Required tasks:
A – From the passage below on the Manning Beef auction, quote the stretch from "The site could" through "for the community.".
B – According to the Manning Beef passage below, why does the city intend to take part in the public auction of the facility? Answer in one to three sentences.

Passage provided:
The city announced on Tuesday its intention to participate in the public auction of the 3.74-acre meat-processing facility, known as Manning Beef, with the goal of barring another meatpacking company from taking over the site.
“Hopefully either we purchase it outright, or, at the end of the day, if we can work with another developer who wants to come in and share our same vision,” Steve Carmona, Pico Rivera’s city manager, said of Wednesday’s auction.
The site could be used for affordable housing, public open space, or to house an operation focusing on sustainable, plant-based food innovation, according to the city.
Carmona said Tuesday the opening bid for the site of the former facility was $7 million.
Without disclosing an exact amount, the city manager said that Pico Rivera had set aside some funding for strategic real estate acquisitions and that this would be the ideal investment for the community.
Manning Beef was founded in the 1920s as a ranching business. Three decades later, the meatpacking plant opened its doors in Pico Rivera, said Ben Williamson, executive director of Animal Outlook, a national animal advocacy organization.
“I was born and raised in the city, and ever since I was a kid, it’s always been there,” Carmona said. “It’s had some challenges in the community.”

Supplied entries:
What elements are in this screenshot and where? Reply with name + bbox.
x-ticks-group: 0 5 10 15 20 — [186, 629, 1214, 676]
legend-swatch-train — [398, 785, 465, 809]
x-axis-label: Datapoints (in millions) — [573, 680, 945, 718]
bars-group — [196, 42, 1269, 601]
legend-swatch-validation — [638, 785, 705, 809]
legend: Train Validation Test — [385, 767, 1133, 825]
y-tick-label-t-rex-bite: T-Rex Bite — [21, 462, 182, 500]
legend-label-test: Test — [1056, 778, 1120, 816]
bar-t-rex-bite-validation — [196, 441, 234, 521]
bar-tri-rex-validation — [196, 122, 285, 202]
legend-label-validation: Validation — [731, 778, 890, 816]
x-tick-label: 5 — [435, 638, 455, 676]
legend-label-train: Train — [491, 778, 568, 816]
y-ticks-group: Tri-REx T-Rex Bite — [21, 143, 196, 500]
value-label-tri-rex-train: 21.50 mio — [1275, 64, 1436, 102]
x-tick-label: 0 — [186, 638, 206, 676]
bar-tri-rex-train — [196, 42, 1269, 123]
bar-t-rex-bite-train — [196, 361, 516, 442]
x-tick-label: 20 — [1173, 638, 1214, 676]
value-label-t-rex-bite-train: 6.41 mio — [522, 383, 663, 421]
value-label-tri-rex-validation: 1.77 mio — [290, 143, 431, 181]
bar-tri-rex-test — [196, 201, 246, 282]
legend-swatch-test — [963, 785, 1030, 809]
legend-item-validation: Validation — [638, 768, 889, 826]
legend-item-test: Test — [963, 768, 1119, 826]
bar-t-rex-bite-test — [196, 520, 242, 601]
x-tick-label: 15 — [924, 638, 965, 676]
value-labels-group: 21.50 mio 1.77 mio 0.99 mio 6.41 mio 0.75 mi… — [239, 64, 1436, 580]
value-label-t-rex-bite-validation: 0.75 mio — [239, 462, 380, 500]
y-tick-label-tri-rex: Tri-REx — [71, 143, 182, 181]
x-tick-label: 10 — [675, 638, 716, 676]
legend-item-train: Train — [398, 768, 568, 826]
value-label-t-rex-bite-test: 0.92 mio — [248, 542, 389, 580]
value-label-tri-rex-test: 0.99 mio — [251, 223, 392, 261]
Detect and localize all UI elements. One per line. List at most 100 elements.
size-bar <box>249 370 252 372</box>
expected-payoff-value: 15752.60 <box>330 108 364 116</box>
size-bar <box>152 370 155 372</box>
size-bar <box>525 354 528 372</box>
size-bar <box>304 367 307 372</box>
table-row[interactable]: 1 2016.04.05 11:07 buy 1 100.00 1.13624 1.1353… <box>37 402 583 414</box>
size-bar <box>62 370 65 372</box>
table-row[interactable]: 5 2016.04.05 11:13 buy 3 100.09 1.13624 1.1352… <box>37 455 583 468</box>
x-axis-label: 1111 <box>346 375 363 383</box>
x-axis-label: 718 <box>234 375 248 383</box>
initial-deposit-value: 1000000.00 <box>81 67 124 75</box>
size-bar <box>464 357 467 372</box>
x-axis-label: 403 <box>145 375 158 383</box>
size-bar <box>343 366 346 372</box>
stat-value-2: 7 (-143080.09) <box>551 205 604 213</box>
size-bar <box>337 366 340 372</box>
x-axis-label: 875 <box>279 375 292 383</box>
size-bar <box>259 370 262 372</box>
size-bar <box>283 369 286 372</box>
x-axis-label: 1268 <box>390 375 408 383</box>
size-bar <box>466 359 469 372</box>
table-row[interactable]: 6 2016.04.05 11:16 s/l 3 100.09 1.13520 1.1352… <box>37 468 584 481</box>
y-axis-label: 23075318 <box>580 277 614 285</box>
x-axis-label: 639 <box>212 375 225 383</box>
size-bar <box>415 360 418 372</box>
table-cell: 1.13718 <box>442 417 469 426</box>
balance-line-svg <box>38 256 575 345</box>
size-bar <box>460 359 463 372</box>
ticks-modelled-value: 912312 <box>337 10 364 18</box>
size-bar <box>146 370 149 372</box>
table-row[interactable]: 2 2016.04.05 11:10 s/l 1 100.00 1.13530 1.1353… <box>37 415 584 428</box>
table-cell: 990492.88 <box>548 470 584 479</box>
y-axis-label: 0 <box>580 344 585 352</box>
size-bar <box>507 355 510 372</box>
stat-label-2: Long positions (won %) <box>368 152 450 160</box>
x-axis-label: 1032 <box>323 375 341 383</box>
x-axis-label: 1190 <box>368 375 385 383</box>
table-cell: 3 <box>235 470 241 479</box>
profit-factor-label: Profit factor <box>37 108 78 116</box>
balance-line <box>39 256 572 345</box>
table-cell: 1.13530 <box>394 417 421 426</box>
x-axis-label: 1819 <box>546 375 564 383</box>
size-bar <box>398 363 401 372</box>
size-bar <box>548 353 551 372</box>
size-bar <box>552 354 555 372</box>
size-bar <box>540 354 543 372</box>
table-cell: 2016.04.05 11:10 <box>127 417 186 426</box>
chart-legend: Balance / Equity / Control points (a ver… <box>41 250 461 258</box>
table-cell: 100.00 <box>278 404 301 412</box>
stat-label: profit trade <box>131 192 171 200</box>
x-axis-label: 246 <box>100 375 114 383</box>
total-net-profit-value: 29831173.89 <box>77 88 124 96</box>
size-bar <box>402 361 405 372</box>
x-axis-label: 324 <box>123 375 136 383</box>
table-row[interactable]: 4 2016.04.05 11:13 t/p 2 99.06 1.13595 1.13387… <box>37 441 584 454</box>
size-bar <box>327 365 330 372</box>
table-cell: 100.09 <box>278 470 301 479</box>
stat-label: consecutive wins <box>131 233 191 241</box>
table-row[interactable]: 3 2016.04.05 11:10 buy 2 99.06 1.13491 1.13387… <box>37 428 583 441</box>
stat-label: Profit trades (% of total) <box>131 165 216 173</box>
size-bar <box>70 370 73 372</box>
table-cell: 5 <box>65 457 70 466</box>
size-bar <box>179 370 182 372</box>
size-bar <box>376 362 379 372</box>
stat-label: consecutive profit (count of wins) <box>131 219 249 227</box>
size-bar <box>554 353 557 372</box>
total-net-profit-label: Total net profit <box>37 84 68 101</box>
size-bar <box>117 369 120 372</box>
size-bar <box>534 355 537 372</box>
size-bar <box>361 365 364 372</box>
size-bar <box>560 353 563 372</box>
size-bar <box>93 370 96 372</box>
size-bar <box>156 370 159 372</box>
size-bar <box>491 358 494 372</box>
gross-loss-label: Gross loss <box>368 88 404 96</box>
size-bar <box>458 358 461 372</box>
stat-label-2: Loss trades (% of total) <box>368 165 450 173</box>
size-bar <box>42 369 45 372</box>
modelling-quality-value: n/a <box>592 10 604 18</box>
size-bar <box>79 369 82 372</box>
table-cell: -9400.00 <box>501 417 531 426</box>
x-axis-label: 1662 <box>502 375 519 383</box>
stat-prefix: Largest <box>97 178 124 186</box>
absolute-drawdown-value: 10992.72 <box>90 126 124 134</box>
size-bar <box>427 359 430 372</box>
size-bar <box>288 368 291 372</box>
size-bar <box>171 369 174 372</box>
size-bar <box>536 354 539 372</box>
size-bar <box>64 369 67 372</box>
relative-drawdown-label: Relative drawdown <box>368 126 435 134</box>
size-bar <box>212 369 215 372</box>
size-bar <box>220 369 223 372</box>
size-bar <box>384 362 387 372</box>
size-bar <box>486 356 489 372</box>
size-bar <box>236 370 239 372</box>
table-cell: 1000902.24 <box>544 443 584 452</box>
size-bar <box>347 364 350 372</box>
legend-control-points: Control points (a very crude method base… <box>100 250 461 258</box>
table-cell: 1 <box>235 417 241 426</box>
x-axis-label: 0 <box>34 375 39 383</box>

Exercise solutions:
A –
The site could be used for affordable housing, public open space, or to house an operation focusing on sustainable, plant-based food innovation, according to the city.
Carmona said Tuesday the opening bid for the site of the former facility was $7 million.
Without disclosing an exact amount, the city manager said that Pico Rivera had set aside some funding for strategic real estate acquisitions and that this would be the ideal investment for the community.

B – The city intends to take part in the auction to keep another meatpacking company from taking over the 3.74-acre site.